• **Problem requirements**
Look through the material below. Copy every line with the string "OLMADIĞINA" in it.

• **Extracted material**
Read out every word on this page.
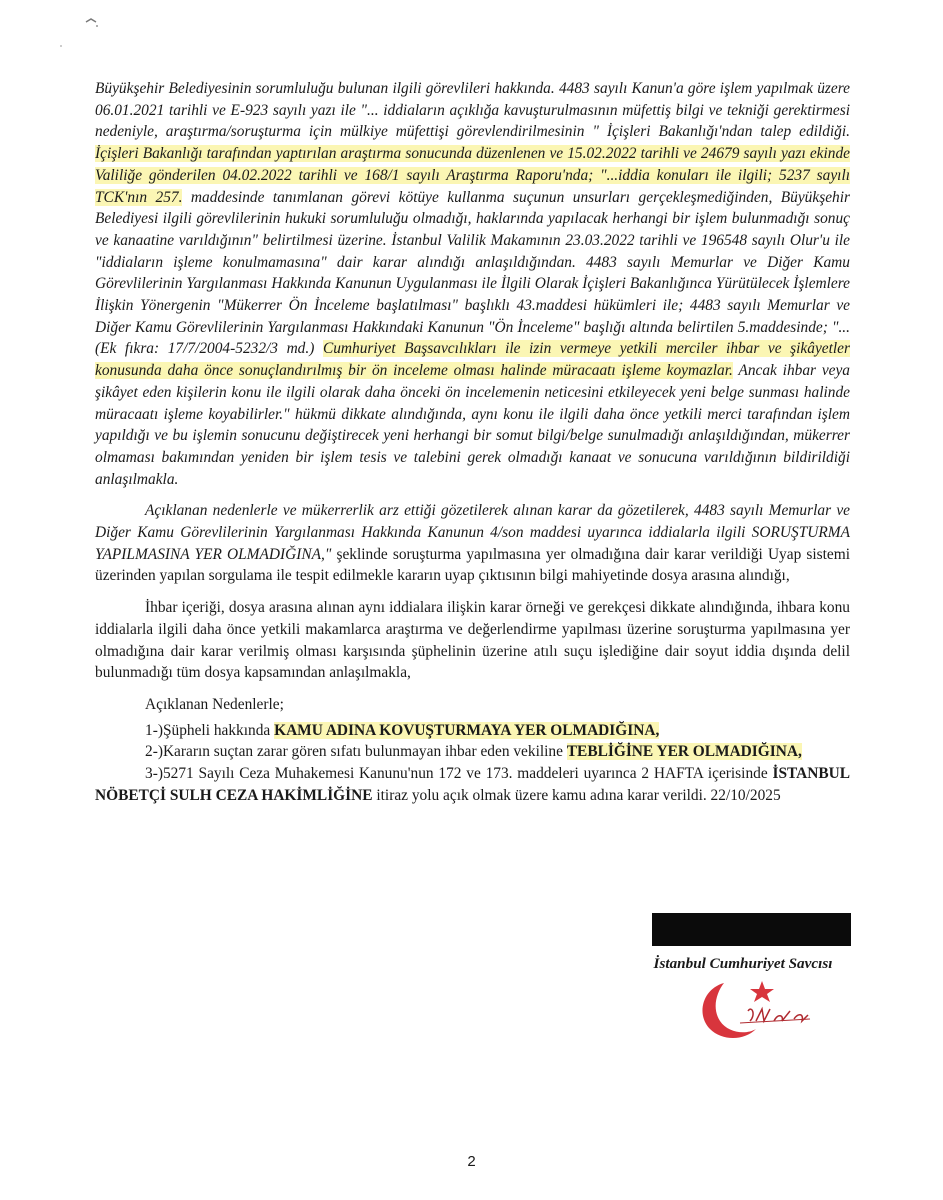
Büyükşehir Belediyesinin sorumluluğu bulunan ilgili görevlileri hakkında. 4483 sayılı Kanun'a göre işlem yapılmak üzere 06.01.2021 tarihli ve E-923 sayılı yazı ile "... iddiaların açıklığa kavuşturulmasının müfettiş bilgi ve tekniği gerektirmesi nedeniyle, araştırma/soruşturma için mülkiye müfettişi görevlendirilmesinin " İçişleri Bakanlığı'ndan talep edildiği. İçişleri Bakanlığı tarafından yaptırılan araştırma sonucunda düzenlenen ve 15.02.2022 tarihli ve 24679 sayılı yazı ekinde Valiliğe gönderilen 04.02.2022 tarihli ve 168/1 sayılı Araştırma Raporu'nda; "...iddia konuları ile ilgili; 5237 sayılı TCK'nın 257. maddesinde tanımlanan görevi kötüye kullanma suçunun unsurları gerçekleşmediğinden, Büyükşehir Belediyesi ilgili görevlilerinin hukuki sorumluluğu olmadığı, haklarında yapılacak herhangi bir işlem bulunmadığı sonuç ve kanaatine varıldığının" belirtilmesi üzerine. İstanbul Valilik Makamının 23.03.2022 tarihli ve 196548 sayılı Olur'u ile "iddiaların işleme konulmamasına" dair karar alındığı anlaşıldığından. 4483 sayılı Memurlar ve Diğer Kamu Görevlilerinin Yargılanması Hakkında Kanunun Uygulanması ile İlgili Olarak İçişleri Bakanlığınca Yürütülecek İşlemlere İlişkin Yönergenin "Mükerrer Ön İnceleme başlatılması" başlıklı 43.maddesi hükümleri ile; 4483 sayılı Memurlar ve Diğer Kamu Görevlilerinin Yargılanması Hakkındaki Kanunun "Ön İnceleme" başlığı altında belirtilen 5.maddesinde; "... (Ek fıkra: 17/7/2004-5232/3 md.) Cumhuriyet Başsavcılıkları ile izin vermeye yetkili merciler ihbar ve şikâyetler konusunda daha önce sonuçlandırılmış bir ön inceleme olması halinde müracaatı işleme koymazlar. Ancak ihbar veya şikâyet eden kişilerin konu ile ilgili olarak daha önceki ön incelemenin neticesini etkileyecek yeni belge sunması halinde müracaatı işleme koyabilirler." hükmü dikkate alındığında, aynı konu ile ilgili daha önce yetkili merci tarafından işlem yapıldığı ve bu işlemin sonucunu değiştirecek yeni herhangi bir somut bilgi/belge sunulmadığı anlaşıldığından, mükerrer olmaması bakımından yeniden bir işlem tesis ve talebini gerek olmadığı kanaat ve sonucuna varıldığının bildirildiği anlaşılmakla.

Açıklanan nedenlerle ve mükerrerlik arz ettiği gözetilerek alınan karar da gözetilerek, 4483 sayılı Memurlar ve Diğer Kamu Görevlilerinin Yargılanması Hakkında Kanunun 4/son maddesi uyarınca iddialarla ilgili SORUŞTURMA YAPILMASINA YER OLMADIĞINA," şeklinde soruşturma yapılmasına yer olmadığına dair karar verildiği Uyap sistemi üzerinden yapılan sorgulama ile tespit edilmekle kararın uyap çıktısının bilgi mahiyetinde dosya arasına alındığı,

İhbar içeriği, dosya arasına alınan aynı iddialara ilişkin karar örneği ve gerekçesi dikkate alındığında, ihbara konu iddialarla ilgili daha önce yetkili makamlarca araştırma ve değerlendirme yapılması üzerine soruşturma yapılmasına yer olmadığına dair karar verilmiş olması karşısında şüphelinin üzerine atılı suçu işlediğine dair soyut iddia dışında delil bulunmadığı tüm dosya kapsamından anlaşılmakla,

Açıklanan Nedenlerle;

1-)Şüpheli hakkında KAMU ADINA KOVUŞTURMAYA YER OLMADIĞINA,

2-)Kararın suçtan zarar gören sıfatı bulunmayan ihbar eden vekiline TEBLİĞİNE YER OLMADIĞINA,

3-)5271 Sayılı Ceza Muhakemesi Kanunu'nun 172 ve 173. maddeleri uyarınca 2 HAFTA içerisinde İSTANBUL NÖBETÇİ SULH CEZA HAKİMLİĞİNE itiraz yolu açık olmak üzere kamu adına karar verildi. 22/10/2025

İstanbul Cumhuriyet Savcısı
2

• **The completed task**
Açıklanan nedenlerle ve mükerrerlik arz ettiği gözetilerek alınan karar da gözetilerek, 4483 sayılı Memurlar ve Diğer Kamu Görevlilerinin Yargılanması Hakkında Kanunun 4/son maddesi uyarınca iddialarla ilgili SORUŞTURMA YAPILMASINA YER OLMADIĞINA," şeklinde soruşturma yapılmasına yer olmadığına dair karar verildiği Uyap sistemi üzerinden yapılan sorgulama ile tespit edilmekle kararın uyap çıktısının bilgi mahiyetinde dosya arasına alındığı,
1-)Şüpheli hakkında KAMU ADINA KOVUŞTURMAYA YER OLMADIĞINA,
2-)Kararın suçtan zarar gören sıfatı bulunmayan ihbar eden vekiline TEBLİĞİNE YER OLMADIĞINA,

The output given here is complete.